►

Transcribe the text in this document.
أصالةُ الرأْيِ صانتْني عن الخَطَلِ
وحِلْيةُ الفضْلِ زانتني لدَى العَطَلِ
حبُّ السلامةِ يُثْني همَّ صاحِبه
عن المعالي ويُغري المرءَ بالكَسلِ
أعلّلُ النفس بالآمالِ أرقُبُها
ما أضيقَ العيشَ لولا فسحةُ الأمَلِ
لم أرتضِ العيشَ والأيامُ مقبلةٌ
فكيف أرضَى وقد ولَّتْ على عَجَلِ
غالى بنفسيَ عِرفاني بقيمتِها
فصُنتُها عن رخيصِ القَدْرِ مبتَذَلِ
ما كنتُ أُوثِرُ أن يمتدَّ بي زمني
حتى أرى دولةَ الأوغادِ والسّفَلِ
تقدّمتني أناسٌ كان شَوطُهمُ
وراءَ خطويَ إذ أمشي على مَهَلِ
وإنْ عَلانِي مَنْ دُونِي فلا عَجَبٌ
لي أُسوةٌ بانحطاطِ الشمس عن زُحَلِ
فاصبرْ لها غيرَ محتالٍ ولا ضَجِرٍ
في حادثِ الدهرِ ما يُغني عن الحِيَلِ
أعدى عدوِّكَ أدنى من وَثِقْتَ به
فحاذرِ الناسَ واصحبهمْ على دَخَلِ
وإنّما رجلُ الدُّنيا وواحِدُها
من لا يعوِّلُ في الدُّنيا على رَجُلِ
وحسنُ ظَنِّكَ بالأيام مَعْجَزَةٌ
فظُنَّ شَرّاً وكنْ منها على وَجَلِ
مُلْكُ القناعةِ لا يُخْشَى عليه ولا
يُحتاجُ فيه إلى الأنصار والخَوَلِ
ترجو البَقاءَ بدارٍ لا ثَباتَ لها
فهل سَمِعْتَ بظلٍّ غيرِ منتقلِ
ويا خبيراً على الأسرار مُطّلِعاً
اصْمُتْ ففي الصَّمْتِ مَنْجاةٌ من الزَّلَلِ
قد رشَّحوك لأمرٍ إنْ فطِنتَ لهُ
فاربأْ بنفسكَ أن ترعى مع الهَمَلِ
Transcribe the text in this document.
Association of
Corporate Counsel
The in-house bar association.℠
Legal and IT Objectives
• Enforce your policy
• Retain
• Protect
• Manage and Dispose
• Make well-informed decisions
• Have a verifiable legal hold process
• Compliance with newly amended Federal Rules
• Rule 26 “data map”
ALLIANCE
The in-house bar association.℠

◄

AIM OF THE TASK: Recopy the entries above in their entirety, exactly.

RESPONSE:
Transcribe the text in this document.
أصالةُ الرأْيِ صانتْني عن الخَطَلِ
وحِلْيةُ الفضْلِ زانتني لدَى العَطَلِ
حبُّ السلامةِ يُثْني همَّ صاحِبه
عن المعالي ويُغري المرءَ بالكَسلِ
أعلّلُ النفس بالآمالِ أرقُبُها
ما أضيقَ العيشَ لولا فسحةُ الأمَلِ
لم أرتضِ العيشَ والأيامُ مقبلةٌ
فكيف أرضَى وقد ولَّتْ على عَجَلِ
غالى بنفسيَ عِرفاني بقيمتِها
فصُنتُها عن رخيصِ القَدْرِ مبتَذَلِ
ما كنتُ أُوثِرُ أن يمتدَّ بي زمني
حتى أرى دولةَ الأوغادِ والسّفَلِ
تقدّمتني أناسٌ كان شَوطُهمُ
وراءَ خطويَ إذ أمشي على مَهَلِ
وإنْ عَلانِي مَنْ دُونِي فلا عَجَبٌ
لي أُسوةٌ بانحطاطِ الشمس عن زُحَلِ
فاصبرْ لها غيرَ محتالٍ ولا ضَجِرٍ
في حادثِ الدهرِ ما يُغني عن الحِيَلِ
أعدى عدوِّكَ أدنى من وَثِقْتَ به
فحاذرِ الناسَ واصحبهمْ على دَخَلِ
وإنّما رجلُ الدُّنيا وواحِدُها
من لا يعوِّلُ في الدُّنيا على رَجُلِ
وحسنُ ظَنِّكَ بالأيام مَعْجَزَةٌ
فظُنَّ شَرّاً وكنْ منها على وَجَلِ
مُلْكُ القناعةِ لا يُخْشَى عليه ولا
يُحتاجُ فيه إلى الأنصار والخَوَلِ
ترجو البَقاءَ بدارٍ لا ثَباتَ لها
فهل سَمِعْتَ بظلٍّ غيرِ منتقلِ
ويا خبيراً على الأسرار مُطّلِعاً
اصْمُتْ ففي الصَّمْتِ مَنْجاةٌ من الزَّلَلِ
قد رشَّحوك لأمرٍ إنْ فطِنتَ لهُ
فاربأْ بنفسكَ أن ترعى مع الهَمَلِ
Transcribe the text in this document.
Association of
Corporate Counsel
The in-house bar association.℠
Legal and IT Objectives
• Enforce your policy
• Retain
• Protect
• Manage and Dispose
• Make well-informed decisions
• Have a verifiable legal hold process
• Compliance with newly amended Federal Rules
• Rule 26 “data map”
ALLIANCE
The in-house bar association.℠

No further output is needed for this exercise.